Dataset records
______

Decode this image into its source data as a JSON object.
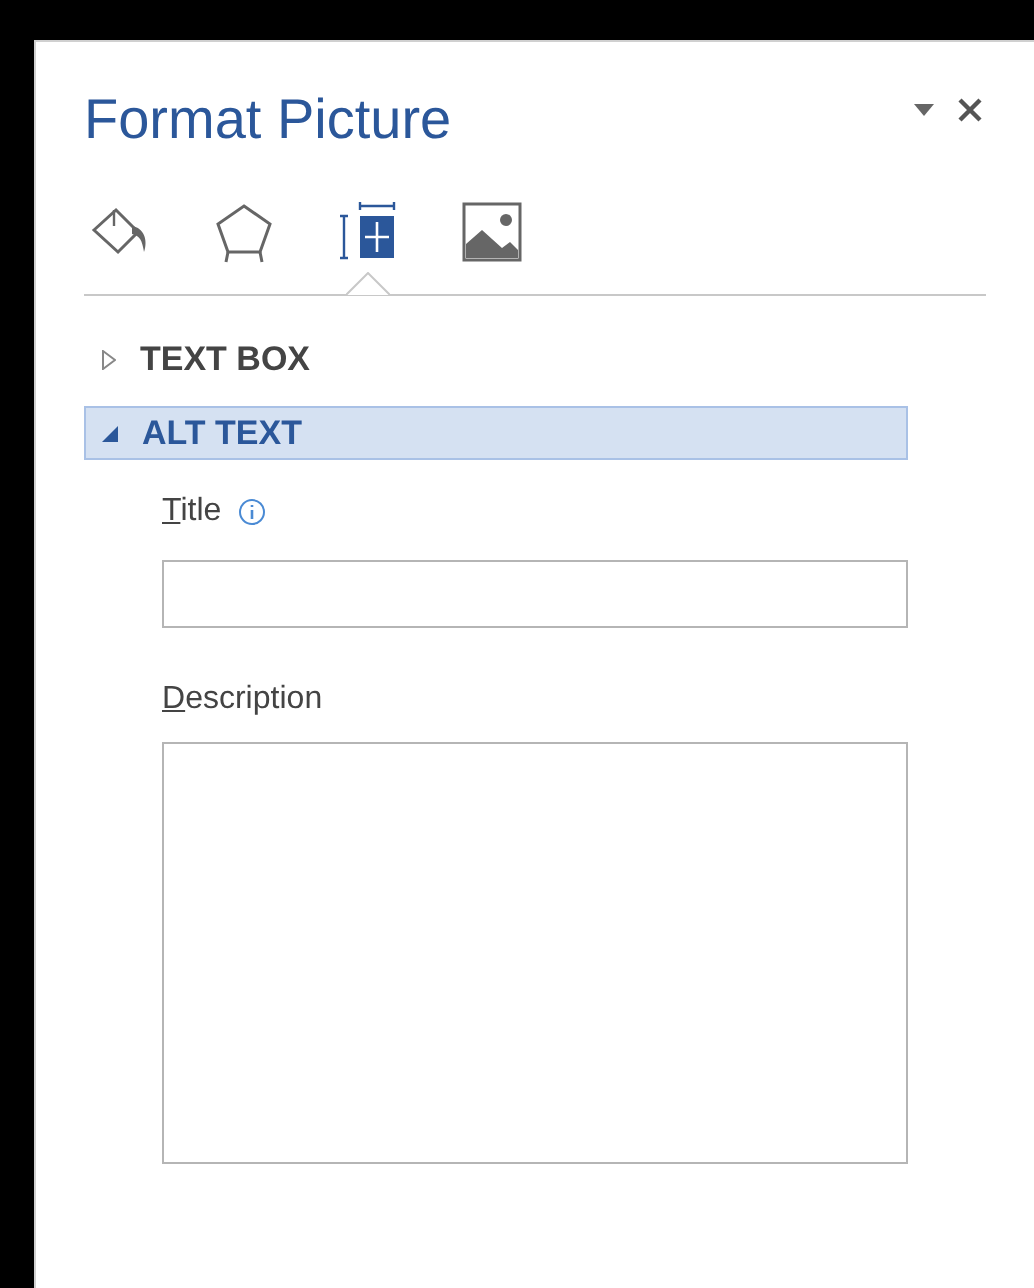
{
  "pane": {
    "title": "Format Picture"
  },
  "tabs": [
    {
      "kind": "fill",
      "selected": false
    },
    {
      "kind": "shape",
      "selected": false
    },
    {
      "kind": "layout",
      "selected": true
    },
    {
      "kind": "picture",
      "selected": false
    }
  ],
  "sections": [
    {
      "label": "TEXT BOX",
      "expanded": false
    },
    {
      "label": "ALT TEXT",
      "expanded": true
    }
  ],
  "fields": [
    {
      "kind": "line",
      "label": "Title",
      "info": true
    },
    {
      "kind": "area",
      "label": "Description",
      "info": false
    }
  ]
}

______

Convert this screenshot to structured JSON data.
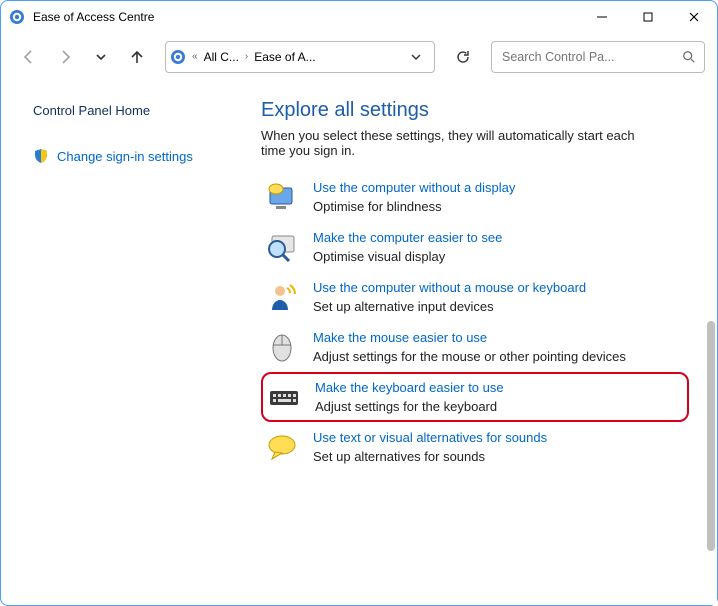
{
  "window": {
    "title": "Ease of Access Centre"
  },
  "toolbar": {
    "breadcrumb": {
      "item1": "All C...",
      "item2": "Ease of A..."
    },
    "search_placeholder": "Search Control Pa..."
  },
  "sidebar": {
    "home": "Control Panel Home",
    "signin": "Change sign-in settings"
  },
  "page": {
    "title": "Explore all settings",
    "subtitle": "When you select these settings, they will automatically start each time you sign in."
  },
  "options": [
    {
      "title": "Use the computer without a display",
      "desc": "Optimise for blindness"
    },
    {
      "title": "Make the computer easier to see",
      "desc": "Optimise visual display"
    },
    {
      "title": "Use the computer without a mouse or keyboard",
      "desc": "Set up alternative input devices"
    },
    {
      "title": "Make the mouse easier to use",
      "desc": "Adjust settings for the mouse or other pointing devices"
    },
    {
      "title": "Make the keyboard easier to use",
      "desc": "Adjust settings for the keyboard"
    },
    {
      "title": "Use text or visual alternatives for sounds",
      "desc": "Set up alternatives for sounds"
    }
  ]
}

______

## EXERCISE DESCRIPTION
Tally every line of the data that holds the word "JSON" and write the count alone.

## ANSWER TO THIS TASK
2